• _STATED TASK_:
Repeat the material in full. Keep every line exactly as it is.

• _GIVEN RECORDS_:

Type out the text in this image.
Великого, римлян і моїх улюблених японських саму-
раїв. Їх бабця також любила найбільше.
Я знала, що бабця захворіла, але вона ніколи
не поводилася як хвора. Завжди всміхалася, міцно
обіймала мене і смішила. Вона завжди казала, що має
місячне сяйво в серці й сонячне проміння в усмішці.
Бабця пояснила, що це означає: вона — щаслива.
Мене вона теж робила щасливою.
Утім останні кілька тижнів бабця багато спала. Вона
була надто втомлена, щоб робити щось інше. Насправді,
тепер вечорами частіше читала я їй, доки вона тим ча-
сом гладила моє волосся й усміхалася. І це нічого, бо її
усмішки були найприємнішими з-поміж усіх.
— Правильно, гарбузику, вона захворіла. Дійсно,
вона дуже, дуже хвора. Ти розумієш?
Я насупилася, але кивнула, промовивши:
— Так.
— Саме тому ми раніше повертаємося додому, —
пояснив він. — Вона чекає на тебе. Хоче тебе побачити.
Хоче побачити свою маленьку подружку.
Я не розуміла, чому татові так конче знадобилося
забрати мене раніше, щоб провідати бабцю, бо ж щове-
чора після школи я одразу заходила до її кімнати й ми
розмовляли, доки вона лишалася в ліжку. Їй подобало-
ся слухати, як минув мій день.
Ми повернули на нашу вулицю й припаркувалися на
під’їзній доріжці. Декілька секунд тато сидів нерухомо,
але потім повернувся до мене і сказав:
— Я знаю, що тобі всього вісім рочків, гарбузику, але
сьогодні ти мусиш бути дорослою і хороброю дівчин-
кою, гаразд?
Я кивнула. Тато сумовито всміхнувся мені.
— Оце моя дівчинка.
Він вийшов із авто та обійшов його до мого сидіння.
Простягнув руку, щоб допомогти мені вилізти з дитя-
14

• _OUTPUT BELOW_:
Type out the text in this image.
Великого, римлян і моїх улюблених японських саму-
раїв. Їх бабця також любила найбільше.
Я знала, що бабця захворіла, але вона ніколи
не поводилася як хвора. Завжди всміхалася, міцно
обіймала мене і смішила. Вона завжди казала, що має
місячне сяйво в серці й сонячне проміння в усмішці.
Бабця пояснила, що це означає: вона — щаслива.
Мене вона теж робила щасливою.
Утім останні кілька тижнів бабця багато спала. Вона
була надто втомлена, щоб робити щось інше. Насправді,
тепер вечорами частіше читала я їй, доки вона тим ча-
сом гладила моє волосся й усміхалася. І це нічого, бо її
усмішки були найприємнішими з-поміж усіх.
— Правильно, гарбузику, вона захворіла. Дійсно,
вона дуже, дуже хвора. Ти розумієш?
Я насупилася, але кивнула, промовивши:
— Так.
— Саме тому ми раніше повертаємося додому, —
пояснив він. — Вона чекає на тебе. Хоче тебе побачити.
Хоче побачити свою маленьку подружку.
Я не розуміла, чому татові так конче знадобилося
забрати мене раніше, щоб провідати бабцю, бо ж щове-
чора після школи я одразу заходила до її кімнати й ми
розмовляли, доки вона лишалася в ліжку. Їй подобало-
ся слухати, як минув мій день.
Ми повернули на нашу вулицю й припаркувалися на
під’їзній доріжці. Декілька секунд тато сидів нерухомо,
але потім повернувся до мене і сказав:
— Я знаю, що тобі всього вісім рочків, гарбузику, але
сьогодні ти мусиш бути дорослою і хороброю дівчин-
кою, гаразд?
Я кивнула. Тато сумовито всміхнувся мені.
— Оце моя дівчинка.
Він вийшов із авто та обійшов його до мого сидіння.
Простягнув руку, щоб допомогти мені вилізти з дитя-
14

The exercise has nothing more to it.